Records for this task ->
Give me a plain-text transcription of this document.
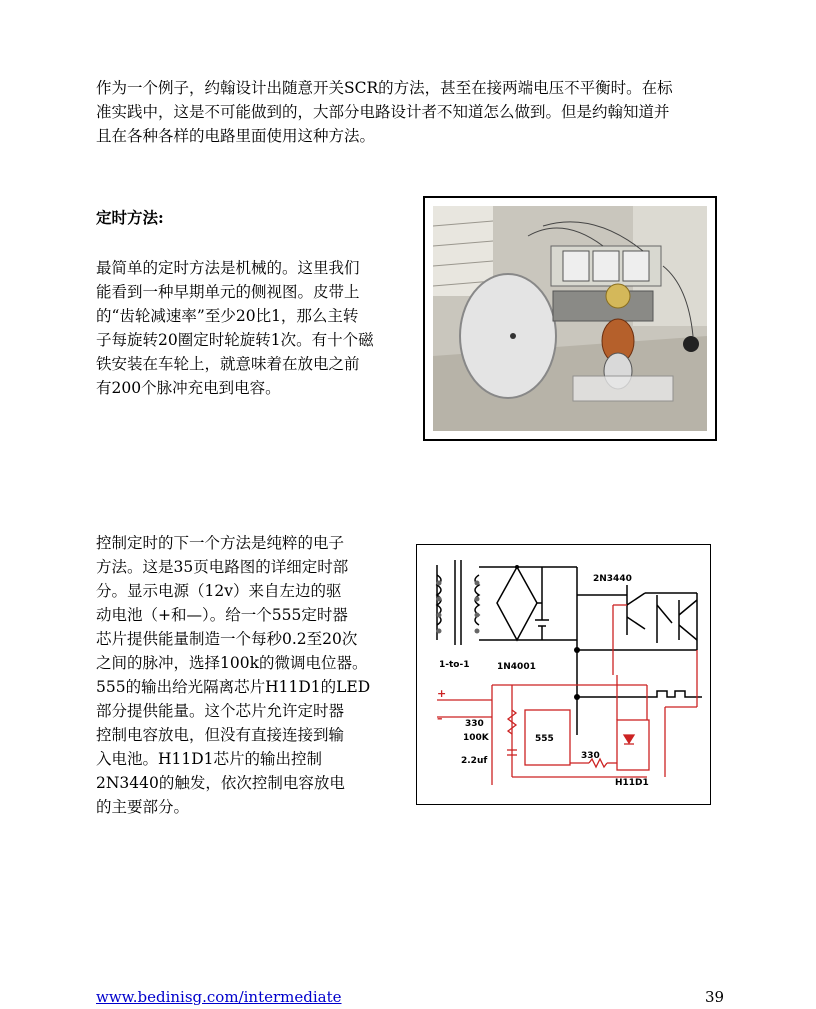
作为一个例子，约翰设计出随意开关SCR的方法，甚至在接两端电压不平衡时。在标
准实践中，这是不可能做到的，大部分电路设计者不知道怎么做到。但是约翰知道并
且在各种各样的电路里面使用这种方法。

定时方法:

最简单的定时方法是机械的。这里我们
能看到一种早期单元的侧视图。皮带上
的“齿轮减速率”至少20比1，那么主转
子每旋转20圈定时轮旋转1次。有十个磁
铁安装在车轮上，就意味着在放电之前
有200个脉冲充电到电容。

控制定时的下一个方法是纯粹的电子
方法。这是35页电路图的详细定时部
分。显示电源（12v）来自左边的驱
动电池（+和—）。给一个555定时器
芯片提供能量制造一个每秒0.2至20次
之间的脉冲，选择100k的微调电位器。
555的输出给光隔离芯片H11D1的LED
部分提供能量。这个芯片允许定时器
控制电容放电，但没有直接连接到输
入电池。H11D1芯片的输出控制
2N3440的触发，依次控制电容放电
的主要部分。

2N3440
1-to-1	1N4001
330
100K
2.2uf
555
330
H11D1
+
–
www.bedinisg.com/intermediate	39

Problem details ->
Each entry above should be reproduced exactly, with the pictures removed.

Solution below ->
Give me a plain-text transcription of this document.
作为一个例子，约翰设计出随意开关SCR的方法，甚至在接两端电压不平衡时。在标
准实践中，这是不可能做到的，大部分电路设计者不知道怎么做到。但是约翰知道并
且在各种各样的电路里面使用这种方法。

定时方法:

最简单的定时方法是机械的。这里我们
能看到一种早期单元的侧视图。皮带上
的“齿轮减速率”至少20比1，那么主转
子每旋转20圈定时轮旋转1次。有十个磁
铁安装在车轮上，就意味着在放电之前
有200个脉冲充电到电容。

控制定时的下一个方法是纯粹的电子
方法。这是35页电路图的详细定时部
分。显示电源（12v）来自左边的驱
动电池（+和—）。给一个555定时器
芯片提供能量制造一个每秒0.2至20次
之间的脉冲，选择100k的微调电位器。
555的输出给光隔离芯片H11D1的LED
部分提供能量。这个芯片允许定时器
控制电容放电，但没有直接连接到输
入电池。H11D1芯片的输出控制
2N3440的触发，依次控制电容放电
的主要部分。

2N3440
1-to-1	1N4001
330
100K
2.2uf
555
330
H11D1
+
–
www.bedinisg.com/intermediate	39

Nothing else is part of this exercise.